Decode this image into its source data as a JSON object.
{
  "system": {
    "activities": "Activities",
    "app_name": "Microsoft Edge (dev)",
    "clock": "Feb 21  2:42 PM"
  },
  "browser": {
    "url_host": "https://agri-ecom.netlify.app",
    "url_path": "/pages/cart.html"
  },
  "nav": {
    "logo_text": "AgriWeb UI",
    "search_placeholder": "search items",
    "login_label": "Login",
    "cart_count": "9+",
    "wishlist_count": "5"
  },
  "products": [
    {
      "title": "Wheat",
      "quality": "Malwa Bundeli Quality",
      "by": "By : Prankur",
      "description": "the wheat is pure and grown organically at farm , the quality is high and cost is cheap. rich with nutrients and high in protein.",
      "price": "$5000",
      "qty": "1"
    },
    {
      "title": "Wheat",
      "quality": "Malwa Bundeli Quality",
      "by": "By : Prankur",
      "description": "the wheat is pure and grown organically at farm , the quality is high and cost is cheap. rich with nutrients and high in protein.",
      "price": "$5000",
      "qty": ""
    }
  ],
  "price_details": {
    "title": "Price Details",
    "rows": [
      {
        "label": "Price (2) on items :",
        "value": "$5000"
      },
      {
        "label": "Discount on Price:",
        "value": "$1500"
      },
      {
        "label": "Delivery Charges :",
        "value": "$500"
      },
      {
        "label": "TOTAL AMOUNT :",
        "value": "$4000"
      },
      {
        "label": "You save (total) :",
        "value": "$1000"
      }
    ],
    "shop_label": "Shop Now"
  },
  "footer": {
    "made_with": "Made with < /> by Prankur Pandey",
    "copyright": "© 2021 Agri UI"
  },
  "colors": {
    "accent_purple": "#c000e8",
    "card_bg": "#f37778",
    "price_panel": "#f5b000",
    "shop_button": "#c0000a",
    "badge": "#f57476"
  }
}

----

Set down the full listing a second time, exactly as given.

Decode this image into its source data as a JSON object.
{
  "system": {
    "activities": "Activities",
    "app_name": "Microsoft Edge (dev)",
    "clock": "Feb 21  2:42 PM"
  },
  "browser": {
    "url_host": "https://agri-ecom.netlify.app",
    "url_path": "/pages/cart.html"
  },
  "nav": {
    "logo_text": "AgriWeb UI",
    "search_placeholder": "search items",
    "login_label": "Login",
    "cart_count": "9+",
    "wishlist_count": "5"
  },
  "products": [
    {
      "title": "Wheat",
      "quality": "Malwa Bundeli Quality",
      "by": "By : Prankur",
      "description": "the wheat is pure and grown organically at farm , the quality is high and cost is cheap. rich with nutrients and high in protein.",
      "price": "$5000",
      "qty": "1"
    },
    {
      "title": "Wheat",
      "quality": "Malwa Bundeli Quality",
      "by": "By : Prankur",
      "description": "the wheat is pure and grown organically at farm , the quality is high and cost is cheap. rich with nutrients and high in protein.",
      "price": "$5000",
      "qty": ""
    }
  ],
  "price_details": {
    "title": "Price Details",
    "rows": [
      {
        "label": "Price (2) on items :",
        "value": "$5000"
      },
      {
        "label": "Discount on Price:",
        "value": "$1500"
      },
      {
        "label": "Delivery Charges :",
        "value": "$500"
      },
      {
        "label": "TOTAL AMOUNT :",
        "value": "$4000"
      },
      {
        "label": "You save (total) :",
        "value": "$1000"
      }
    ],
    "shop_label": "Shop Now"
  },
  "footer": {
    "made_with": "Made with < /> by Prankur Pandey",
    "copyright": "© 2021 Agri UI"
  },
  "colors": {
    "accent_purple": "#c000e8",
    "card_bg": "#f37778",
    "price_panel": "#f5b000",
    "shop_button": "#c0000a",
    "badge": "#f57476"
  }
}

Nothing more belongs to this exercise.